• **Goal**: Restate each line of the listing exactly, without carrying over any pictures.

— BEGIN Supplied records —

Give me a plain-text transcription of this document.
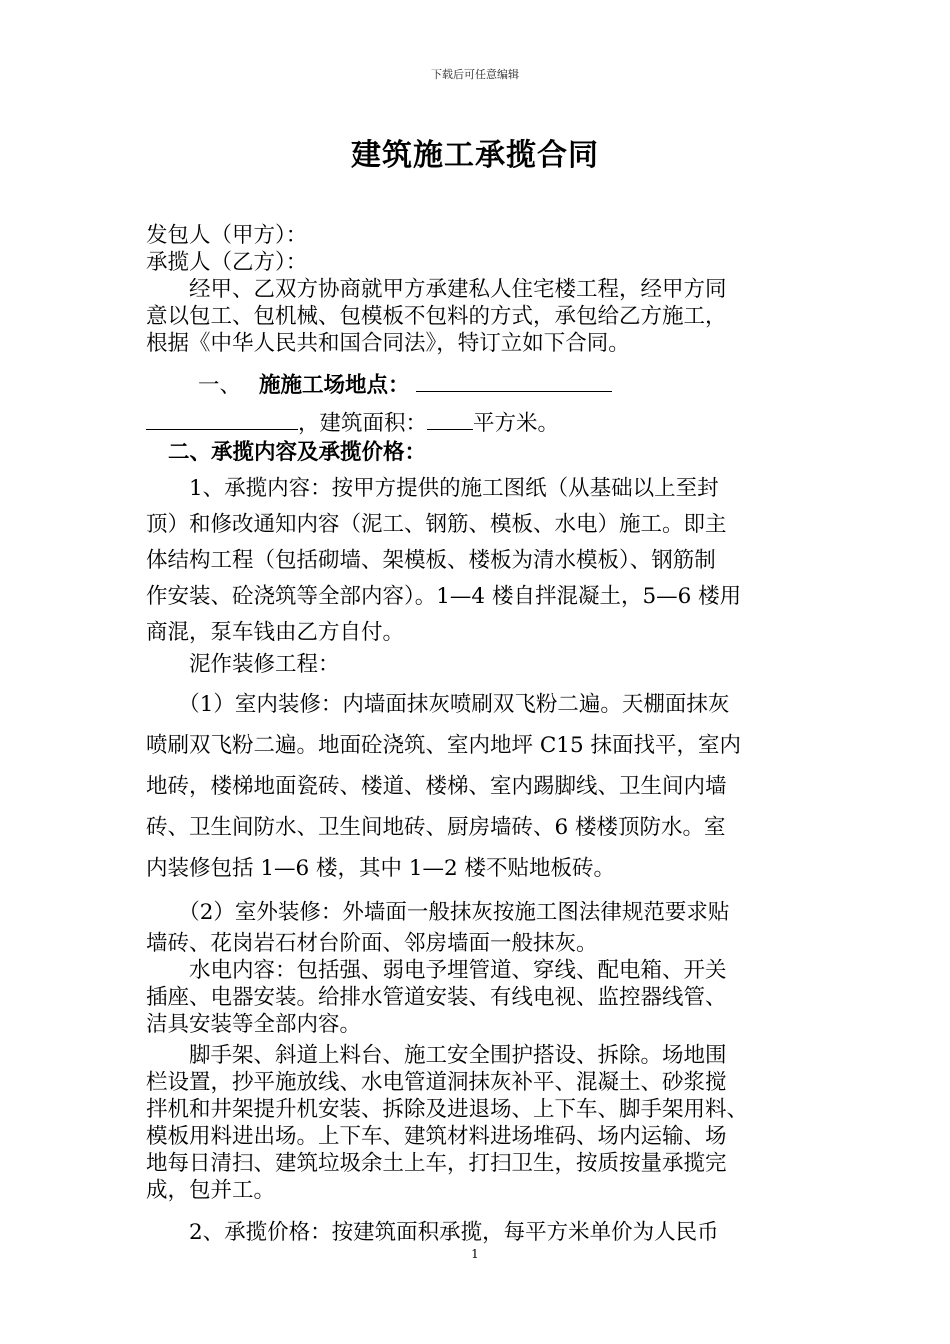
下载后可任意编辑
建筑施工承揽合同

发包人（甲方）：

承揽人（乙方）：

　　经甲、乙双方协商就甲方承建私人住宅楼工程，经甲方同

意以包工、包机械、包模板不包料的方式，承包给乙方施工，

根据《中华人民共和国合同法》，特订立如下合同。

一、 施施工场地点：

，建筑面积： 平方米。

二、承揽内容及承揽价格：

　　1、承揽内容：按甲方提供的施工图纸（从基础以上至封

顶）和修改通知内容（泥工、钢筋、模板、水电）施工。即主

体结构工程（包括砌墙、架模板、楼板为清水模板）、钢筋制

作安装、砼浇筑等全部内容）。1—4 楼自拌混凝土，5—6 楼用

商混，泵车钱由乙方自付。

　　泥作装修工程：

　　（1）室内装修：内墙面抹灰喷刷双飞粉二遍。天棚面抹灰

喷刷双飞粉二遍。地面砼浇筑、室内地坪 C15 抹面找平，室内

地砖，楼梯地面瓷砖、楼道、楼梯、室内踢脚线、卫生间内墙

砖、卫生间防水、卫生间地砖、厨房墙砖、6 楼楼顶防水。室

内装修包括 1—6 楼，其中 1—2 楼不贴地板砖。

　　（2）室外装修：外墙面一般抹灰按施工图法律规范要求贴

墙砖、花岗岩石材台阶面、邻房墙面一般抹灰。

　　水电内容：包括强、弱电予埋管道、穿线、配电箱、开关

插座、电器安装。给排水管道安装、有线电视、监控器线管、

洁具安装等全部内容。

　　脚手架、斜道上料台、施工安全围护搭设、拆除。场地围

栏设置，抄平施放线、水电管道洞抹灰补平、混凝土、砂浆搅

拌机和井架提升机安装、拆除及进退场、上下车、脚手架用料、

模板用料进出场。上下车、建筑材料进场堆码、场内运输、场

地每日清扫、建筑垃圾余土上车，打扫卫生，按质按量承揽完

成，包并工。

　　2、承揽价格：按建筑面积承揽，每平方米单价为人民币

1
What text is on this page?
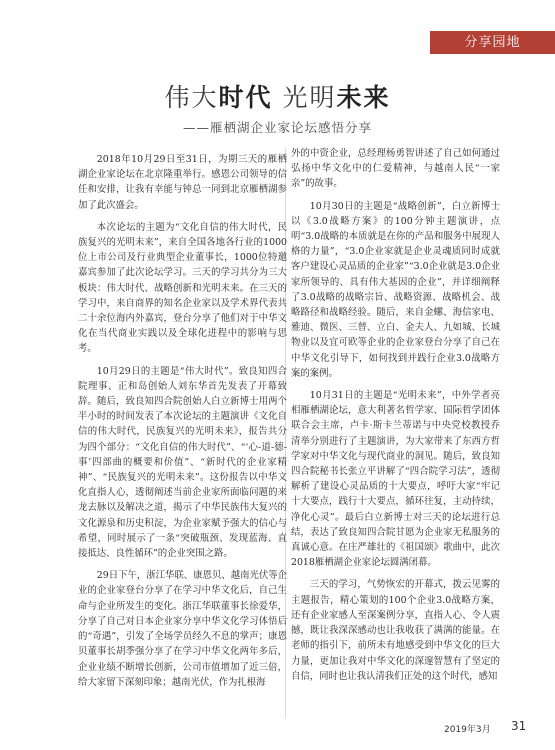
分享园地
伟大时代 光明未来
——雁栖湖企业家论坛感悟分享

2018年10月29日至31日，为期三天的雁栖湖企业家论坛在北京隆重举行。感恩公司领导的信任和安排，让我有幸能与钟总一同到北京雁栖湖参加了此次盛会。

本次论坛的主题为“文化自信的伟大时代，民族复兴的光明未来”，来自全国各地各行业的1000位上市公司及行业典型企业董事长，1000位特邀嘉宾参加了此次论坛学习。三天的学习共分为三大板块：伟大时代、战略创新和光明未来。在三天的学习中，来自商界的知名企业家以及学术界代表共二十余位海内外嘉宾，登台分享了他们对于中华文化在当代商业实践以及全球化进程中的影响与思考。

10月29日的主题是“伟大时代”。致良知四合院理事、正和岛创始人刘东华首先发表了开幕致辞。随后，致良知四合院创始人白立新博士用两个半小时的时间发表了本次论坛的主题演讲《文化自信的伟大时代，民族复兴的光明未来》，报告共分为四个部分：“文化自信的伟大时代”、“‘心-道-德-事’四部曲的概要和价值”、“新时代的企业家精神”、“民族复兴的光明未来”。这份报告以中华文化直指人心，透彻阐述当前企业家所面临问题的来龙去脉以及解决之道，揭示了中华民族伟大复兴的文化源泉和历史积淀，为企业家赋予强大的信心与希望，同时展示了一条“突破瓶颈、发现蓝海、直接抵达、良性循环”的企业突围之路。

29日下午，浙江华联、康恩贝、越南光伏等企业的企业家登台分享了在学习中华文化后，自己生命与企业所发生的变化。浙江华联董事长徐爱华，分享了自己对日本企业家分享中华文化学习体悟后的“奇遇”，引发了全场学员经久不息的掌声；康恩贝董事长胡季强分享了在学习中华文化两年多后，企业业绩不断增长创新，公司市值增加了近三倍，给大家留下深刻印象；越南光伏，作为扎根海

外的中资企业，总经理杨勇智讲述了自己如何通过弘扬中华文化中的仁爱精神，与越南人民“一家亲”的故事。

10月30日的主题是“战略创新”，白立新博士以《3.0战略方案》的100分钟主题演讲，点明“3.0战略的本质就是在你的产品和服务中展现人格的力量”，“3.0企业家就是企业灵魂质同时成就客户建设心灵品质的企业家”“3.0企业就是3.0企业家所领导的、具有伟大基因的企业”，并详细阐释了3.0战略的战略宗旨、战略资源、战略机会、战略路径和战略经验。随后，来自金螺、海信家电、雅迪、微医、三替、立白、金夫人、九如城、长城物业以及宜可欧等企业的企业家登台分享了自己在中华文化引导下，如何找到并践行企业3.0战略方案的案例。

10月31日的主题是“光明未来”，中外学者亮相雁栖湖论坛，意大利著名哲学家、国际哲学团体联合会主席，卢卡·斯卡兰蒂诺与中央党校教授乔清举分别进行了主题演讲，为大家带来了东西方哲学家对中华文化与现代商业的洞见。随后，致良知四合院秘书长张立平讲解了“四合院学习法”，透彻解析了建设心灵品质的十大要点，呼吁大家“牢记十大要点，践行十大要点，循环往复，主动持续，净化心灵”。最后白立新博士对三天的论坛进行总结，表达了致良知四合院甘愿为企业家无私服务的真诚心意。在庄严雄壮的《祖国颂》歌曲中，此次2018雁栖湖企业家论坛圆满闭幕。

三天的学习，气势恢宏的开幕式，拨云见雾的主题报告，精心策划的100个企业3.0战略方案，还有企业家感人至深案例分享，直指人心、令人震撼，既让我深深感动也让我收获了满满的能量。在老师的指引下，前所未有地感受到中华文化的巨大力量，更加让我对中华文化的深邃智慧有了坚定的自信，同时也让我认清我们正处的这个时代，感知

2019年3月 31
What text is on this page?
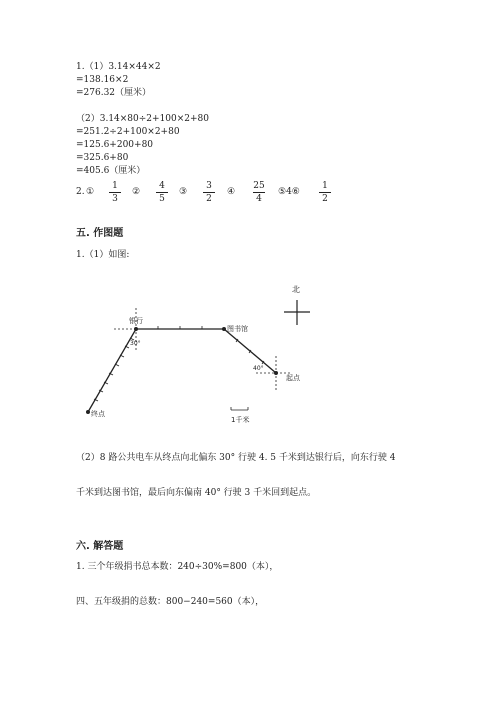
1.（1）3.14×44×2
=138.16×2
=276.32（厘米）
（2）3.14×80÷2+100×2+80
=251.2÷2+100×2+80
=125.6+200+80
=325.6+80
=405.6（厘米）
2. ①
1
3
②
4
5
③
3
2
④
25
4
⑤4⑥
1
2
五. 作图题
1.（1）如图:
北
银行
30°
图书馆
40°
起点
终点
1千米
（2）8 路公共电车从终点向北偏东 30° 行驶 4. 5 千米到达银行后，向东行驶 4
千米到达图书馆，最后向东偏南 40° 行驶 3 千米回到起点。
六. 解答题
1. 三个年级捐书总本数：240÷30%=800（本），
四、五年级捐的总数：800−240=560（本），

— END Supplied records —

• **Expected output**:
Give me a plain-text transcription of this document.
下载后可任意编辑
建筑施工承揽合同

发包人（甲方）：

承揽人（乙方）：

　　经甲、乙双方协商就甲方承建私人住宅楼工程，经甲方同

意以包工、包机械、包模板不包料的方式，承包给乙方施工，

根据《中华人民共和国合同法》，特订立如下合同。

一、 施施工场地点：

，建筑面积： 平方米。

二、承揽内容及承揽价格：

　　1、承揽内容：按甲方提供的施工图纸（从基础以上至封

顶）和修改通知内容（泥工、钢筋、模板、水电）施工。即主

体结构工程（包括砌墙、架模板、楼板为清水模板）、钢筋制

作安装、砼浇筑等全部内容）。1—4 楼自拌混凝土，5—6 楼用

商混，泵车钱由乙方自付。

　　泥作装修工程：

　　（1）室内装修：内墙面抹灰喷刷双飞粉二遍。天棚面抹灰

喷刷双飞粉二遍。地面砼浇筑、室内地坪 C15 抹面找平，室内

地砖，楼梯地面瓷砖、楼道、楼梯、室内踢脚线、卫生间内墙

砖、卫生间防水、卫生间地砖、厨房墙砖、6 楼楼顶防水。室

内装修包括 1—6 楼，其中 1—2 楼不贴地板砖。

　　（2）室外装修：外墙面一般抹灰按施工图法律规范要求贴

墙砖、花岗岩石材台阶面、邻房墙面一般抹灰。

　　水电内容：包括强、弱电予埋管道、穿线、配电箱、开关

插座、电器安装。给排水管道安装、有线电视、监控器线管、

洁具安装等全部内容。

　　脚手架、斜道上料台、施工安全围护搭设、拆除。场地围

栏设置，抄平施放线、水电管道洞抹灰补平、混凝土、砂浆搅

拌机和井架提升机安装、拆除及进退场、上下车、脚手架用料、

模板用料进出场。上下车、建筑材料进场堆码、场内运输、场

地每日清扫、建筑垃圾余土上车，打扫卫生，按质按量承揽完

成，包并工。

　　2、承揽价格：按建筑面积承揽，每平方米单价为人民币

1
What text is on this page?
分享园地
伟大时代 光明未来
——雁栖湖企业家论坛感悟分享

2018年10月29日至31日，为期三天的雁栖湖企业家论坛在北京隆重举行。感恩公司领导的信任和安排，让我有幸能与钟总一同到北京雁栖湖参加了此次盛会。

本次论坛的主题为“文化自信的伟大时代，民族复兴的光明未来”，来自全国各地各行业的1000位上市公司及行业典型企业董事长，1000位特邀嘉宾参加了此次论坛学习。三天的学习共分为三大板块：伟大时代、战略创新和光明未来。在三天的学习中，来自商界的知名企业家以及学术界代表共二十余位海内外嘉宾，登台分享了他们对于中华文化在当代商业实践以及全球化进程中的影响与思考。

10月29日的主题是“伟大时代”。致良知四合院理事、正和岛创始人刘东华首先发表了开幕致辞。随后，致良知四合院创始人白立新博士用两个半小时的时间发表了本次论坛的主题演讲《文化自信的伟大时代，民族复兴的光明未来》，报告共分为四个部分：“文化自信的伟大时代”、“‘心-道-德-事’四部曲的概要和价值”、“新时代的企业家精神”、“民族复兴的光明未来”。这份报告以中华文化直指人心，透彻阐述当前企业家所面临问题的来龙去脉以及解决之道，揭示了中华民族伟大复兴的文化源泉和历史积淀，为企业家赋予强大的信心与希望，同时展示了一条“突破瓶颈、发现蓝海、直接抵达、良性循环”的企业突围之路。

29日下午，浙江华联、康恩贝、越南光伏等企业的企业家登台分享了在学习中华文化后，自己生命与企业所发生的变化。浙江华联董事长徐爱华，分享了自己对日本企业家分享中华文化学习体悟后的“奇遇”，引发了全场学员经久不息的掌声；康恩贝董事长胡季强分享了在学习中华文化两年多后，企业业绩不断增长创新，公司市值增加了近三倍，给大家留下深刻印象；越南光伏，作为扎根海

外的中资企业，总经理杨勇智讲述了自己如何通过弘扬中华文化中的仁爱精神，与越南人民“一家亲”的故事。

10月30日的主题是“战略创新”，白立新博士以《3.0战略方案》的100分钟主题演讲，点明“3.0战略的本质就是在你的产品和服务中展现人格的力量”，“3.0企业家就是企业灵魂质同时成就客户建设心灵品质的企业家”“3.0企业就是3.0企业家所领导的、具有伟大基因的企业”，并详细阐释了3.0战略的战略宗旨、战略资源、战略机会、战略路径和战略经验。随后，来自金螺、海信家电、雅迪、微医、三替、立白、金夫人、九如城、长城物业以及宜可欧等企业的企业家登台分享了自己在中华文化引导下，如何找到并践行企业3.0战略方案的案例。

10月31日的主题是“光明未来”，中外学者亮相雁栖湖论坛，意大利著名哲学家、国际哲学团体联合会主席，卢卡·斯卡兰蒂诺与中央党校教授乔清举分别进行了主题演讲，为大家带来了东西方哲学家对中华文化与现代商业的洞见。随后，致良知四合院秘书长张立平讲解了“四合院学习法”，透彻解析了建设心灵品质的十大要点，呼吁大家“牢记十大要点，践行十大要点，循环往复，主动持续，净化心灵”。最后白立新博士对三天的论坛进行总结，表达了致良知四合院甘愿为企业家无私服务的真诚心意。在庄严雄壮的《祖国颂》歌曲中，此次2018雁栖湖企业家论坛圆满闭幕。

三天的学习，气势恢宏的开幕式，拨云见雾的主题报告，精心策划的100个企业3.0战略方案，还有企业家感人至深案例分享，直指人心、令人震撼，既让我深深感动也让我收获了满满的能量。在老师的指引下，前所未有地感受到中华文化的巨大力量，更加让我对中华文化的深邃智慧有了坚定的自信，同时也让我认清我们正处的这个时代，感知

2019年3月 31
What text is on this page?
1.（1）3.14×44×2
=138.16×2
=276.32（厘米）
（2）3.14×80÷2+100×2+80
=251.2÷2+100×2+80
=125.6+200+80
=325.6+80
=405.6（厘米）
2. ①
1
3
②
4
5
③
3
2
④
25
4
⑤4⑥
1
2
五. 作图题
1.（1）如图:
北
银行
30°
图书馆
40°
起点
终点
1千米
（2）8 路公共电车从终点向北偏东 30° 行驶 4. 5 千米到达银行后，向东行驶 4
千米到达图书馆，最后向东偏南 40° 行驶 3 千米回到起点。
六. 解答题
1. 三个年级捐书总本数：240÷30%=800（本），
四、五年级捐的总数：800−240=560（本），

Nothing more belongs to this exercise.